▶ Task brief: Print each of the entries exactly, leaving nothing out.
******
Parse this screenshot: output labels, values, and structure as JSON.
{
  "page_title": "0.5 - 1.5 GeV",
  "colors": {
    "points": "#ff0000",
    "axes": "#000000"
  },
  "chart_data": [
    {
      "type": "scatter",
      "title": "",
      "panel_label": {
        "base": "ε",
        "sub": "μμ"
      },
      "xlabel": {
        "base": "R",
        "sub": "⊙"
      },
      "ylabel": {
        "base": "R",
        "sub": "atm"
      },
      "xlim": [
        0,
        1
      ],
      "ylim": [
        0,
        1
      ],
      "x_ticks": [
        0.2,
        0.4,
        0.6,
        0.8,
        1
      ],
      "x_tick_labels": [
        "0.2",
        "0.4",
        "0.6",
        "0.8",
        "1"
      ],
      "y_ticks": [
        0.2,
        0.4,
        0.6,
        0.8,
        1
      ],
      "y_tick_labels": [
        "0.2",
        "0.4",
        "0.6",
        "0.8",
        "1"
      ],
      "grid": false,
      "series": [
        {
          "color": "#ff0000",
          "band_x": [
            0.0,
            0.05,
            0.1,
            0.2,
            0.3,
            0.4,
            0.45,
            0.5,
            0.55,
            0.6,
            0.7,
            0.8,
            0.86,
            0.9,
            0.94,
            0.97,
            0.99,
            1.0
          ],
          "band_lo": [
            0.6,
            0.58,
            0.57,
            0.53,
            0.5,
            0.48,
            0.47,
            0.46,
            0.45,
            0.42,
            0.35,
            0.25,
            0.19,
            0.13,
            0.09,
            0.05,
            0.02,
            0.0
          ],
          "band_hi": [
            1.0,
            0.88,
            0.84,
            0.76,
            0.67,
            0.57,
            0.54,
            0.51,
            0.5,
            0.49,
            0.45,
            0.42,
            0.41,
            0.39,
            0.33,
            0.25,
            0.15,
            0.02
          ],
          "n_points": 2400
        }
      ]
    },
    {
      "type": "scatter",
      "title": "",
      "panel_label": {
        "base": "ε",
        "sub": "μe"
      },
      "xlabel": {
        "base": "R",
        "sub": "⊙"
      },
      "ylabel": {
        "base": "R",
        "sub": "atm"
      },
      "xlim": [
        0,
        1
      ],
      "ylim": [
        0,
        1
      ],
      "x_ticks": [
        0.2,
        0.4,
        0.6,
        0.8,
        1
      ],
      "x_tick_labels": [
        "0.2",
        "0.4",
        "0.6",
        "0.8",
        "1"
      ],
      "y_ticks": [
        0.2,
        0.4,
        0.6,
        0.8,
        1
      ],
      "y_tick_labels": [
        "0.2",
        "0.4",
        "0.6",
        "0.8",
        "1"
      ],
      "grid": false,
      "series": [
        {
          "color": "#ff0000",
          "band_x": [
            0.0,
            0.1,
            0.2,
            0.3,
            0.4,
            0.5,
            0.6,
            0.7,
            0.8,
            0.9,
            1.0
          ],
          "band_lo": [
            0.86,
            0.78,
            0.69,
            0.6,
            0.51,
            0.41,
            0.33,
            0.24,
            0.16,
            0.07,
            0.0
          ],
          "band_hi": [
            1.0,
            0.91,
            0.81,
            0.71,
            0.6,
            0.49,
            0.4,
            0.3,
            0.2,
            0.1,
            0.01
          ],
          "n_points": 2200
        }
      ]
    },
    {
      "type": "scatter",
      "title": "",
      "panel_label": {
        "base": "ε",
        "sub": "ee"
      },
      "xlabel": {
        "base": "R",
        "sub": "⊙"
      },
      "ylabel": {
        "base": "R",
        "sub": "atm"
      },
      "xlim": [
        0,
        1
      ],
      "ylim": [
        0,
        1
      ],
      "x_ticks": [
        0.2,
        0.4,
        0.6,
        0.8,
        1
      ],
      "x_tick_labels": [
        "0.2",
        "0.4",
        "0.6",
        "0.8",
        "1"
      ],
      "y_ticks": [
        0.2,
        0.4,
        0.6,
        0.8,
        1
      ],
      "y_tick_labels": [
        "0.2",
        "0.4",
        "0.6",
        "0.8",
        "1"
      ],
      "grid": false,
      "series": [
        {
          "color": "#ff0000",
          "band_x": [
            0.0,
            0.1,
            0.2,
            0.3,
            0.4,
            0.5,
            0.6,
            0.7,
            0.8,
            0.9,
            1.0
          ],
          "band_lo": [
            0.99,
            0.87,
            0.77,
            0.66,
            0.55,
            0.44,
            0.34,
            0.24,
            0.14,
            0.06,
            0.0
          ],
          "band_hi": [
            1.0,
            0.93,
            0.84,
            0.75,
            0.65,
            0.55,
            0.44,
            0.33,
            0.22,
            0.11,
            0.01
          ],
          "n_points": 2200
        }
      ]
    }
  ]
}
******
▶ Solved exercise:
Parse this screenshot: output labels, values, and structure as JSON.
{
  "page_title": "0.5 - 1.5 GeV",
  "colors": {
    "points": "#ff0000",
    "axes": "#000000"
  },
  "chart_data": [
    {
      "type": "scatter",
      "title": "",
      "panel_label": {
        "base": "ε",
        "sub": "μμ"
      },
      "xlabel": {
        "base": "R",
        "sub": "⊙"
      },
      "ylabel": {
        "base": "R",
        "sub": "atm"
      },
      "xlim": [
        0,
        1
      ],
      "ylim": [
        0,
        1
      ],
      "x_ticks": [
        0.2,
        0.4,
        0.6,
        0.8,
        1
      ],
      "x_tick_labels": [
        "0.2",
        "0.4",
        "0.6",
        "0.8",
        "1"
      ],
      "y_ticks": [
        0.2,
        0.4,
        0.6,
        0.8,
        1
      ],
      "y_tick_labels": [
        "0.2",
        "0.4",
        "0.6",
        "0.8",
        "1"
      ],
      "grid": false,
      "series": [
        {
          "color": "#ff0000",
          "band_x": [
            0.0,
            0.05,
            0.1,
            0.2,
            0.3,
            0.4,
            0.45,
            0.5,
            0.55,
            0.6,
            0.7,
            0.8,
            0.86,
            0.9,
            0.94,
            0.97,
            0.99,
            1.0
          ],
          "band_lo": [
            0.6,
            0.58,
            0.57,
            0.53,
            0.5,
            0.48,
            0.47,
            0.46,
            0.45,
            0.42,
            0.35,
            0.25,
            0.19,
            0.13,
            0.09,
            0.05,
            0.02,
            0.0
          ],
          "band_hi": [
            1.0,
            0.88,
            0.84,
            0.76,
            0.67,
            0.57,
            0.54,
            0.51,
            0.5,
            0.49,
            0.45,
            0.42,
            0.41,
            0.39,
            0.33,
            0.25,
            0.15,
            0.02
          ],
          "n_points": 2400
        }
      ]
    },
    {
      "type": "scatter",
      "title": "",
      "panel_label": {
        "base": "ε",
        "sub": "μe"
      },
      "xlabel": {
        "base": "R",
        "sub": "⊙"
      },
      "ylabel": {
        "base": "R",
        "sub": "atm"
      },
      "xlim": [
        0,
        1
      ],
      "ylim": [
        0,
        1
      ],
      "x_ticks": [
        0.2,
        0.4,
        0.6,
        0.8,
        1
      ],
      "x_tick_labels": [
        "0.2",
        "0.4",
        "0.6",
        "0.8",
        "1"
      ],
      "y_ticks": [
        0.2,
        0.4,
        0.6,
        0.8,
        1
      ],
      "y_tick_labels": [
        "0.2",
        "0.4",
        "0.6",
        "0.8",
        "1"
      ],
      "grid": false,
      "series": [
        {
          "color": "#ff0000",
          "band_x": [
            0.0,
            0.1,
            0.2,
            0.3,
            0.4,
            0.5,
            0.6,
            0.7,
            0.8,
            0.9,
            1.0
          ],
          "band_lo": [
            0.86,
            0.78,
            0.69,
            0.6,
            0.51,
            0.41,
            0.33,
            0.24,
            0.16,
            0.07,
            0.0
          ],
          "band_hi": [
            1.0,
            0.91,
            0.81,
            0.71,
            0.6,
            0.49,
            0.4,
            0.3,
            0.2,
            0.1,
            0.01
          ],
          "n_points": 2200
        }
      ]
    },
    {
      "type": "scatter",
      "title": "",
      "panel_label": {
        "base": "ε",
        "sub": "ee"
      },
      "xlabel": {
        "base": "R",
        "sub": "⊙"
      },
      "ylabel": {
        "base": "R",
        "sub": "atm"
      },
      "xlim": [
        0,
        1
      ],
      "ylim": [
        0,
        1
      ],
      "x_ticks": [
        0.2,
        0.4,
        0.6,
        0.8,
        1
      ],
      "x_tick_labels": [
        "0.2",
        "0.4",
        "0.6",
        "0.8",
        "1"
      ],
      "y_ticks": [
        0.2,
        0.4,
        0.6,
        0.8,
        1
      ],
      "y_tick_labels": [
        "0.2",
        "0.4",
        "0.6",
        "0.8",
        "1"
      ],
      "grid": false,
      "series": [
        {
          "color": "#ff0000",
          "band_x": [
            0.0,
            0.1,
            0.2,
            0.3,
            0.4,
            0.5,
            0.6,
            0.7,
            0.8,
            0.9,
            1.0
          ],
          "band_lo": [
            0.99,
            0.87,
            0.77,
            0.66,
            0.55,
            0.44,
            0.34,
            0.24,
            0.14,
            0.06,
            0.0
          ],
          "band_hi": [
            1.0,
            0.93,
            0.84,
            0.75,
            0.65,
            0.55,
            0.44,
            0.33,
            0.22,
            0.11,
            0.01
          ],
          "n_points": 2200
        }
      ]
    }
  ]
}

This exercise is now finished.